WORK TO COMPLETE:
• A. Using the compliance review rules, explain in one to three sentences why a compliance review is carried out.
• B. Say whether each statement agrees with the compliance review rules, answering yes or no and quoting the deciding words: (i) The Director may conduct compliance reviews. (ii) A contractor may give its commitment to correct deficiencies orally. (iii) The time allotted for corrections may be longer than the minimum period needed to make the changes.

DOCUMENT EXTRACT:
# # #

SUBPART B-GENERAL ENFORCEMENT; COMPLIANCE REVIEW AND

COMPLAINT PROCEDURE

§ 60-1.20 Compliance reviews.

(a) The purpose of a compliance review is to determine if the prime contractor or subcontractor maintains nondiscriminatory hiring and employment practices and is taking affirmative action to ensure that applicants are employed and that employees are placed, trained, upgraded, promoted, and otherwise treated during employment without regard to race, creed, color, or national origin. It shall consist of a comprehensive analysis and evaluation of each aspect of the aforementioned practices, policies, and conditions resulting therefrom. Where necessary, recommendations for appropriate sanctions shall be made.

(b) Where deficiencies are found to exist, reasonable efforts shall be made to secure compliance through conciliation and persuasion. Before the contractor can be found to be in compliance with the order, it must make a specific commitment, in writing, to correct any such deficiencies. The commitment must include the precise action to be taken and dates for completion. The time period alloted shall be no longer than the minimum period necessary to effect such changes. Upon approval of the Contract Compliance Officer, appropriate Deputy or the agency head of such commitment, the contractor may be considered in compliance, on condition that the commit

ments are faithfully kept. The contractor shall be notified that making such commitments does not preclude future determinations of noncompliance based on a finding that the commitments are not sufficient to achieve compliance.

(c) The Compliance Agency shall have the primary responsibility for the conduct of compliance reviews. Agencies shall institute programs for the regular conduct of compliance reviews in accordance with the Director's guidelines, and shall also conduct compliance reviews in accordance with any special requests or instructions of the Director. Compliance reviews may also be conducted by the Director. Compliance reviews should be conducted by qualified specialists regularly involved in equal opportunity programs.

# # #

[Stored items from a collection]
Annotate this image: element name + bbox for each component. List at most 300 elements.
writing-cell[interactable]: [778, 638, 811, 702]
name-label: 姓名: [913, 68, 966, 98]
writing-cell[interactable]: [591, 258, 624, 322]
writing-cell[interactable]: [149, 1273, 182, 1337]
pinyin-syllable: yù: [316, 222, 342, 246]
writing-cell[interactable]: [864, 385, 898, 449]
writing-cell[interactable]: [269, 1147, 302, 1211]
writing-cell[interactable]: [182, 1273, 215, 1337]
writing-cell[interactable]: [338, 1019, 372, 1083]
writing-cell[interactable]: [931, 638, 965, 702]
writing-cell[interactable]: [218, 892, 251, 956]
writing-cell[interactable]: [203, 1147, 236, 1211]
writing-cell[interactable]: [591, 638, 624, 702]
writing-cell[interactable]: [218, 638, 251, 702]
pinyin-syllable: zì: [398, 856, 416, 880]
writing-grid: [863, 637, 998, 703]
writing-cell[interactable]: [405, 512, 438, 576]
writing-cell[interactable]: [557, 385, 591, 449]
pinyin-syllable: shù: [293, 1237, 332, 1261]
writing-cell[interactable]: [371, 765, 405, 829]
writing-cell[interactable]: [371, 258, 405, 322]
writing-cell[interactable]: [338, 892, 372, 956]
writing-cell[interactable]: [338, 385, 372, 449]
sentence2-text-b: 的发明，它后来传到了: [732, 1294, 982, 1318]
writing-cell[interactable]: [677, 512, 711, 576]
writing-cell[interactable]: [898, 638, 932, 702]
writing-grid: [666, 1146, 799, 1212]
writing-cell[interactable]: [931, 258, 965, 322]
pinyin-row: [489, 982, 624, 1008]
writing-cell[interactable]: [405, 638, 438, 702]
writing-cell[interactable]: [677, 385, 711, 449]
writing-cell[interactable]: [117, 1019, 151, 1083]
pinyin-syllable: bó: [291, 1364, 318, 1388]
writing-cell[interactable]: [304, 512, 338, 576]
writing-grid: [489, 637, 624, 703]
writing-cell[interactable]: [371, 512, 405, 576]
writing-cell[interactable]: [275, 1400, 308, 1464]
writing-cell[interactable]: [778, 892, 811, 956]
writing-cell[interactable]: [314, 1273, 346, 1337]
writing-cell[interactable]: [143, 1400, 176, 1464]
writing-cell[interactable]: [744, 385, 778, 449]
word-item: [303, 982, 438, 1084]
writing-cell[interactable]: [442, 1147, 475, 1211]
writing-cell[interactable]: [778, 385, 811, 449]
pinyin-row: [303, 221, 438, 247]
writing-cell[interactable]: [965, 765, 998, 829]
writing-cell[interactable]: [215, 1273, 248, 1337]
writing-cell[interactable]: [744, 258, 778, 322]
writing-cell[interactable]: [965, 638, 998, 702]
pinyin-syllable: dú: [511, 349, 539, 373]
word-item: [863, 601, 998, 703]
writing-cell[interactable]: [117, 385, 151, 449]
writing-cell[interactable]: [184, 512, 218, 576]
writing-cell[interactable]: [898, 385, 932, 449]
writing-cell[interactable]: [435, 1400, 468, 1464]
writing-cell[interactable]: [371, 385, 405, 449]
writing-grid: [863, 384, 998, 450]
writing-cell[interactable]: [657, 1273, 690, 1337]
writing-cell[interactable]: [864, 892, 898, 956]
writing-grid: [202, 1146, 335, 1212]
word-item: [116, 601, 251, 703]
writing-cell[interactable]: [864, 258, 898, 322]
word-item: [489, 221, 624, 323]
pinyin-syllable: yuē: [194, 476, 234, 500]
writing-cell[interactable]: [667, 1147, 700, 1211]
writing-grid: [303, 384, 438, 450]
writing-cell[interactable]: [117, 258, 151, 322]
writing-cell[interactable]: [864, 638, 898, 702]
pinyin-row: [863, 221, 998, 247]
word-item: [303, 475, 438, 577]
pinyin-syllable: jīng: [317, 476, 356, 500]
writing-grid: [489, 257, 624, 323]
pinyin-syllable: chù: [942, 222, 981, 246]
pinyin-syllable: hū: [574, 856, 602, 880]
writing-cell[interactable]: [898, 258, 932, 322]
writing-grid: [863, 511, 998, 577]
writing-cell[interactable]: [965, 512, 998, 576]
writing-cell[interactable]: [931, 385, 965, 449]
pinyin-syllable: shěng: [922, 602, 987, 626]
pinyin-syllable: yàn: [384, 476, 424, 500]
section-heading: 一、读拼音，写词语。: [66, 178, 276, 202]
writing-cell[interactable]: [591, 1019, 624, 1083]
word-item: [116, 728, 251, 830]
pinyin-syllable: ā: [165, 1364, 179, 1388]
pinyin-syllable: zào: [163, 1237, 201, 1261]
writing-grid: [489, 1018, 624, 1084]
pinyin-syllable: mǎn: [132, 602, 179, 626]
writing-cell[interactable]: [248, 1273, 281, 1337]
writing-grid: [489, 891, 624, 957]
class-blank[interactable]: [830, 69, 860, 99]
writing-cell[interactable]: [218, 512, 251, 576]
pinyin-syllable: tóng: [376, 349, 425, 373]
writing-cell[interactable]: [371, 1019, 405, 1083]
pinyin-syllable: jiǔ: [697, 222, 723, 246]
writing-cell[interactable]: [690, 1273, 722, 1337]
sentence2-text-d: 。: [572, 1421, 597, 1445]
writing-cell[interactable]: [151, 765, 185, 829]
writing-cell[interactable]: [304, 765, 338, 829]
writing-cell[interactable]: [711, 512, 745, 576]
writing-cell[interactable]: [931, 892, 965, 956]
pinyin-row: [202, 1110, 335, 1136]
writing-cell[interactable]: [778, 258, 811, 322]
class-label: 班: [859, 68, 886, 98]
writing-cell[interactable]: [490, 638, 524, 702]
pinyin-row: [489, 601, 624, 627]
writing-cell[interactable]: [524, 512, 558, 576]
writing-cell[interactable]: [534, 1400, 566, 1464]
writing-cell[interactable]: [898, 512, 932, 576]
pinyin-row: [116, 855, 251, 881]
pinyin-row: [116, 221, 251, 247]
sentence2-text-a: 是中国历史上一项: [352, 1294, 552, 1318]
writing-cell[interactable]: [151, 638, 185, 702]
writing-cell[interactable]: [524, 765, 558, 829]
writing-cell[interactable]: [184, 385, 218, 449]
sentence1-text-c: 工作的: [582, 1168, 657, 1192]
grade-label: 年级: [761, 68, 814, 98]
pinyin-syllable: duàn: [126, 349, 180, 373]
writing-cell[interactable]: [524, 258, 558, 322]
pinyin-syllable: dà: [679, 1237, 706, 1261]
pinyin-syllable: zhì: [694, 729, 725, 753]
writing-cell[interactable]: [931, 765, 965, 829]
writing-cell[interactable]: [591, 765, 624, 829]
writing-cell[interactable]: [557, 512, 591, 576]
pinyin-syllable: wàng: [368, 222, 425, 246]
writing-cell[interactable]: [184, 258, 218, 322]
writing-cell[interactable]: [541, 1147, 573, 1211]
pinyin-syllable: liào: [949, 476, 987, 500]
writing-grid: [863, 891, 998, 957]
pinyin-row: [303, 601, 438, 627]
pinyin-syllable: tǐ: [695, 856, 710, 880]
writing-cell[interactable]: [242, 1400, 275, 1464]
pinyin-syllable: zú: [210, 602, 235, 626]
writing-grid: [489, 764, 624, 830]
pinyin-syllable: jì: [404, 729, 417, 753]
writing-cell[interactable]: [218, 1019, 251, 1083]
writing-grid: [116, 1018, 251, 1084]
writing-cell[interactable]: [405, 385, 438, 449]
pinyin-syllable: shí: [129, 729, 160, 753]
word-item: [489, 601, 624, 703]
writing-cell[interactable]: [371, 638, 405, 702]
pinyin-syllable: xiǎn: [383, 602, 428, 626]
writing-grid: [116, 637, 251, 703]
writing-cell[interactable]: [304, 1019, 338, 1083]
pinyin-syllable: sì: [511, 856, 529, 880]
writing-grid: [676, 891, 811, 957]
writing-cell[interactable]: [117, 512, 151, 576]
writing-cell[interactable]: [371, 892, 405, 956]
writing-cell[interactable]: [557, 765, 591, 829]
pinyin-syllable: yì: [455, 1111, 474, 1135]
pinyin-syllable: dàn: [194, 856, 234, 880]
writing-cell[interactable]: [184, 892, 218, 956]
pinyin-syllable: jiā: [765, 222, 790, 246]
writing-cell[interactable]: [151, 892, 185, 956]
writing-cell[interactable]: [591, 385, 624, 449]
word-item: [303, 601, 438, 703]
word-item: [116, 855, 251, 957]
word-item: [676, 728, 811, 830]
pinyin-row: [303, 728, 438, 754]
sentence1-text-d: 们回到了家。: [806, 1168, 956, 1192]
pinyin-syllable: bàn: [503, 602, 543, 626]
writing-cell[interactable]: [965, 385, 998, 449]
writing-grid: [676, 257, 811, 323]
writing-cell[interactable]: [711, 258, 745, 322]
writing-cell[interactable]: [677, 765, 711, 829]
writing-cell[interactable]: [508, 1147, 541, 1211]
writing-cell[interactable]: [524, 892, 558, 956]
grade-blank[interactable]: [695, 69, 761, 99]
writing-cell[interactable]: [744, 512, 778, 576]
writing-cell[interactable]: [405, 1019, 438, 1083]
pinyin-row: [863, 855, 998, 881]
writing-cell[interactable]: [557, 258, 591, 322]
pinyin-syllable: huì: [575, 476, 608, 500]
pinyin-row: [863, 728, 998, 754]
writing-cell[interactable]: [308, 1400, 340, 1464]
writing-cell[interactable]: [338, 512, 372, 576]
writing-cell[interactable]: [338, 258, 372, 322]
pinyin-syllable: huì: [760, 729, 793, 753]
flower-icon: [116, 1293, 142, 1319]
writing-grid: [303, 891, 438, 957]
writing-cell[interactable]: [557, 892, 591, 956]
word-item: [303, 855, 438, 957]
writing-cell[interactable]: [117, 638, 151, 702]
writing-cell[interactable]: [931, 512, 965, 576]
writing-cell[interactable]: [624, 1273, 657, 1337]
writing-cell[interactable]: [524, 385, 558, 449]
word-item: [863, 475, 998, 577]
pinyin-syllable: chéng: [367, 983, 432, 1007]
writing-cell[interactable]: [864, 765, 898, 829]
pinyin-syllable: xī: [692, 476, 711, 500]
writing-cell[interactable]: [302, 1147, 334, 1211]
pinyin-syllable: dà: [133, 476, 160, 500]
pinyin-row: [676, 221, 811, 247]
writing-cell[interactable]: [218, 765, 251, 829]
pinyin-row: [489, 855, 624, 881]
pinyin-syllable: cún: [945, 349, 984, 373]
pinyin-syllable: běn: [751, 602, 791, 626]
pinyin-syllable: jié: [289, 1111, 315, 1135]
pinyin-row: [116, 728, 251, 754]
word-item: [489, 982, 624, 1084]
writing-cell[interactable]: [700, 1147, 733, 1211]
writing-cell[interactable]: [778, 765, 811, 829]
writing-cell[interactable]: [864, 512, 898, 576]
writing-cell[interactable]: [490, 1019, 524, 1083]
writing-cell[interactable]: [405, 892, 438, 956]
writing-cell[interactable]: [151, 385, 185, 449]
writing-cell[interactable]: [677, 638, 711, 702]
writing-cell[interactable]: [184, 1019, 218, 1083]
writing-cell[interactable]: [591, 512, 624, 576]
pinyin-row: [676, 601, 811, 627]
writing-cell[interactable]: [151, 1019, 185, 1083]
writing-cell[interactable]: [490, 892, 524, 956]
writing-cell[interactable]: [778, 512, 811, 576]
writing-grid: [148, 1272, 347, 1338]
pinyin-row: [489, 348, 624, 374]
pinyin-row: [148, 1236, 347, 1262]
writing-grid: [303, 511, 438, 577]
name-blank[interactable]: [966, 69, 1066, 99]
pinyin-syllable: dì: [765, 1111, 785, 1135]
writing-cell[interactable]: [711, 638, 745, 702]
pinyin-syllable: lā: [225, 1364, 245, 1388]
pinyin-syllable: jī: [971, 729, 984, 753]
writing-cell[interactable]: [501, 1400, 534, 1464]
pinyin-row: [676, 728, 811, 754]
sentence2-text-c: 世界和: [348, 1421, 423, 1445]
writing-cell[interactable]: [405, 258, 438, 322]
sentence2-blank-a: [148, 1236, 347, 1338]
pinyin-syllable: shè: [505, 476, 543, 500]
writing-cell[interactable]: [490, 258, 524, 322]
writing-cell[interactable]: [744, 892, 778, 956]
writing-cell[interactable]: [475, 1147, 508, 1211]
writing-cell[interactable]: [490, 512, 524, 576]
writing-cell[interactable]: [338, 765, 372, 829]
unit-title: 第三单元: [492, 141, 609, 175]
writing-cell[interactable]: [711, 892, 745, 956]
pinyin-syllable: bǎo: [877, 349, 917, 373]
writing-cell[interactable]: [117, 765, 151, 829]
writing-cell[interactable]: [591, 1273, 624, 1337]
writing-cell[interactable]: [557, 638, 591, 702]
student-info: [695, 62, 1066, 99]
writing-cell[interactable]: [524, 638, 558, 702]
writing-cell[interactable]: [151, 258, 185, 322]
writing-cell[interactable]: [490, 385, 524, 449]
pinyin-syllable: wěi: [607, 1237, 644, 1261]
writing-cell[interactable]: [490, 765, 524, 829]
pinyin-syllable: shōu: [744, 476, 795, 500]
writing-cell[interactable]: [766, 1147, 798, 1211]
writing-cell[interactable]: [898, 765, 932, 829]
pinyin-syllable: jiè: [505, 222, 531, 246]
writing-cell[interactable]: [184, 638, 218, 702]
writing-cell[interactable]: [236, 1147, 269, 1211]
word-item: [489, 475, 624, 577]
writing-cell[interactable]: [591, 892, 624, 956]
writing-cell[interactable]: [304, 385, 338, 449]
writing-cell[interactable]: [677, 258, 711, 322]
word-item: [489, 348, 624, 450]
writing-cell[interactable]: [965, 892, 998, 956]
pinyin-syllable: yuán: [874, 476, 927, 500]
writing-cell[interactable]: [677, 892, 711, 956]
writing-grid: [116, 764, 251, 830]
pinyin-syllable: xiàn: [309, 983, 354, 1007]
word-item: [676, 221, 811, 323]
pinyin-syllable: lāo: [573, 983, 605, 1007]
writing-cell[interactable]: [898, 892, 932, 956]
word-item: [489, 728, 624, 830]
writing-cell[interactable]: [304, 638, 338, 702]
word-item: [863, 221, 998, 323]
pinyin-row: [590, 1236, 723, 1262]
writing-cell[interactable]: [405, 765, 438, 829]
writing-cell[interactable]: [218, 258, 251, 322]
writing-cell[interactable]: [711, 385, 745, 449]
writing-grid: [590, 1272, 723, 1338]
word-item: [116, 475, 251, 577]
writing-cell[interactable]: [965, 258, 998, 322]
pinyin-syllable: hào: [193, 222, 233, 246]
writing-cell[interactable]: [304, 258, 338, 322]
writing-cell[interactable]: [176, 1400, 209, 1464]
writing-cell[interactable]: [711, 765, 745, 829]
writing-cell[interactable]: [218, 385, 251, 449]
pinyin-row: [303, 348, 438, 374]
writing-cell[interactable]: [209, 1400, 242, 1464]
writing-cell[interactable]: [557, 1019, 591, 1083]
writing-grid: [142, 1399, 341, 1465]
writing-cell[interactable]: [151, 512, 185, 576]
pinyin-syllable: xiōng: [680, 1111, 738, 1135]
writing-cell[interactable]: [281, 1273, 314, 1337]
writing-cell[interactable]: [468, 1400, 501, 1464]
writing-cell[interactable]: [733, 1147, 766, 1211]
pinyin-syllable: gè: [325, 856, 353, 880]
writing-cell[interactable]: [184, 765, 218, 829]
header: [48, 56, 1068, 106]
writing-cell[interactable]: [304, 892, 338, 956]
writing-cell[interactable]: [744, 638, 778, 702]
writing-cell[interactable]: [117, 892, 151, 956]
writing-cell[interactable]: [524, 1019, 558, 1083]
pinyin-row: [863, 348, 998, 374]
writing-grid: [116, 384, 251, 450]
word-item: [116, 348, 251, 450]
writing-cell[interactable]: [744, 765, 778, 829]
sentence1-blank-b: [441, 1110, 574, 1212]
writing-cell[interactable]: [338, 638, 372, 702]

# # #

THE ANSWERS:
• A. A compliance review is carried out to determine whether the prime contractor or subcontractor maintains nondiscriminatory hiring and employment practices. It also checks whether the contractor is taking affirmative action so that applicants are employed and employees are placed, trained, upgraded, promoted, and otherwise treated without regard to race, creed, color, or national origin.

• B.
(i) Yes: "Compliance reviews may also be conducted by the Director."
(ii) No: "it must make a specific commitment, in writing, to correct any such deficiencies."
(iii) No: "The time period alloted shall be no longer than the minimum period necessary to effect such changes."